Task to carry out:
All that is needed is the lines from the one containing "Output the text content of this document." through the end of the listing, printed exactly, with no pictures among them.

....

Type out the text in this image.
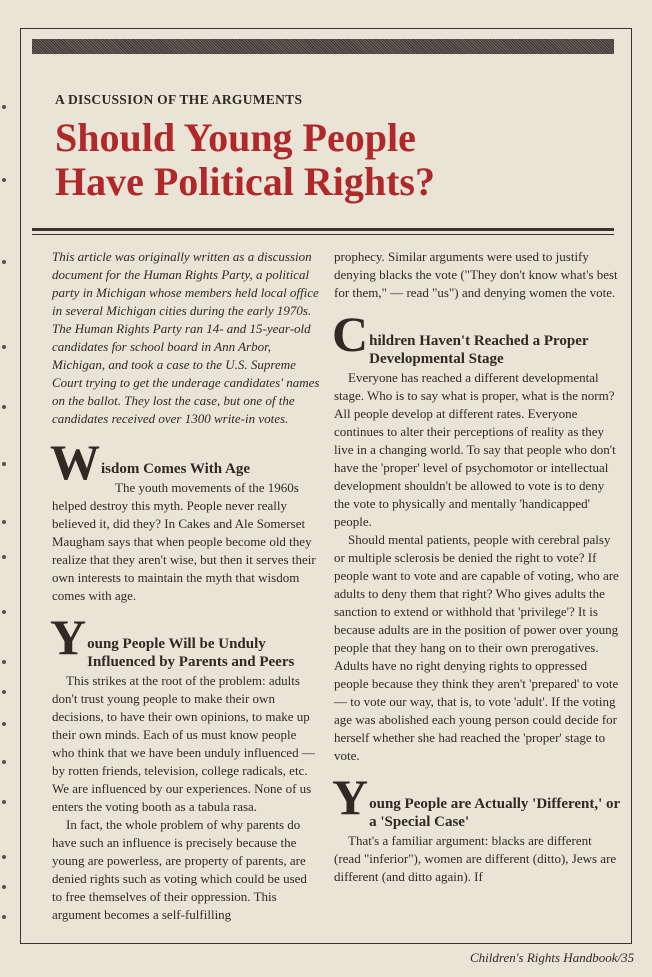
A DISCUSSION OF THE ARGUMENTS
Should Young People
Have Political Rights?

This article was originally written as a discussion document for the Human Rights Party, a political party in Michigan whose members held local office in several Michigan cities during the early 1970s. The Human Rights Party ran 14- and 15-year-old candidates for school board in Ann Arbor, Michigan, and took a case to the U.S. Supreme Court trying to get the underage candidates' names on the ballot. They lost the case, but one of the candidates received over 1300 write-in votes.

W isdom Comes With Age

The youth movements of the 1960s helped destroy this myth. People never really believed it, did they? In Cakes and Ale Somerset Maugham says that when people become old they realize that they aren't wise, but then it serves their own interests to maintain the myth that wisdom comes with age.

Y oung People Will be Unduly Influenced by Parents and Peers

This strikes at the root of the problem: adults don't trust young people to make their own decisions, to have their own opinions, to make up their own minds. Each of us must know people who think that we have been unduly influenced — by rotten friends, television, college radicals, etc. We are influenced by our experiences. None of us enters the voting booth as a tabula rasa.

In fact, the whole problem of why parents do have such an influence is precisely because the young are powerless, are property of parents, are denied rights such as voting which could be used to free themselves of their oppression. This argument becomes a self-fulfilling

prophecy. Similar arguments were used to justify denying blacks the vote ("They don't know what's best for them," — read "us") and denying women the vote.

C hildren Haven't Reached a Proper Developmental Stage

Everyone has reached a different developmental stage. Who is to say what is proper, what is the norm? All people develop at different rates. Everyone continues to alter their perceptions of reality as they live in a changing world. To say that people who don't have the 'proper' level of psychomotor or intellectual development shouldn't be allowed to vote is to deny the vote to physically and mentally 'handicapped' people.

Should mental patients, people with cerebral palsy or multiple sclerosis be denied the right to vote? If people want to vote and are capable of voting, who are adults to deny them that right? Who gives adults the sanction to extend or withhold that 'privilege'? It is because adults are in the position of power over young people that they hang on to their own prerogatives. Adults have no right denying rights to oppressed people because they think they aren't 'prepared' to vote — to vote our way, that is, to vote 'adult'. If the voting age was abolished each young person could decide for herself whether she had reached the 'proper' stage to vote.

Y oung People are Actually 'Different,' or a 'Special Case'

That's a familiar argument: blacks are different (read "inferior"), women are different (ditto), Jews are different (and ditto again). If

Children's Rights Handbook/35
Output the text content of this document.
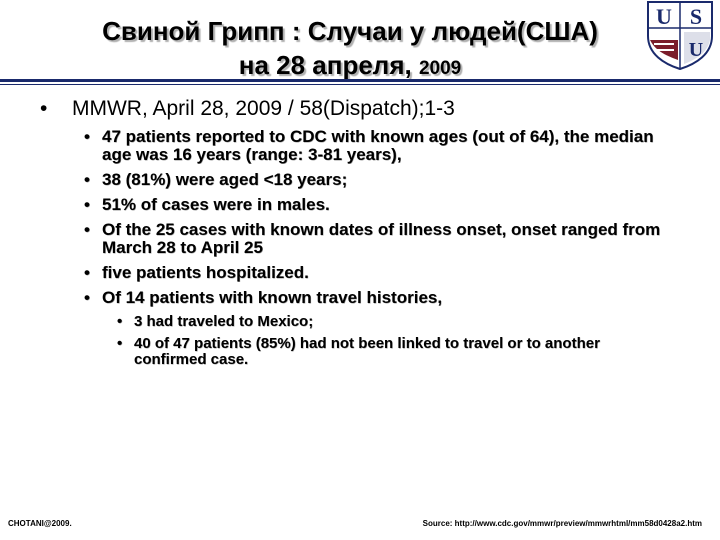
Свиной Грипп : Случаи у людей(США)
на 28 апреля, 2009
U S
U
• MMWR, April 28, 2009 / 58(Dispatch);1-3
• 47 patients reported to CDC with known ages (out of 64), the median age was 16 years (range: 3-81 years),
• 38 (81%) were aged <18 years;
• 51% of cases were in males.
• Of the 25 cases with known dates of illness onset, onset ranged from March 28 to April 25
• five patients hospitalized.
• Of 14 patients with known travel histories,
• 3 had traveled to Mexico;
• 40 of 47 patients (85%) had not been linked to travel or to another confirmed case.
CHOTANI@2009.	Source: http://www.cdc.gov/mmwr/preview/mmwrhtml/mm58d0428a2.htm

....

Response box:
Output the text content of this document.
Свиной Грипп : Случаи у людей(США)
на 28 апреля, 2009
U S
U
• MMWR, April 28, 2009 / 58(Dispatch);1-3
• 47 patients reported to CDC with known ages (out of 64), the median age was 16 years (range: 3-81 years),
• 38 (81%) were aged <18 years;
• 51% of cases were in males.
• Of the 25 cases with known dates of illness onset, onset ranged from March 28 to April 25
• five patients hospitalized.
• Of 14 patients with known travel histories,
• 3 had traveled to Mexico;
• 40 of 47 patients (85%) had not been linked to travel or to another confirmed case.
CHOTANI@2009.	Source: http://www.cdc.gov/mmwr/preview/mmwrhtml/mm58d0428a2.htm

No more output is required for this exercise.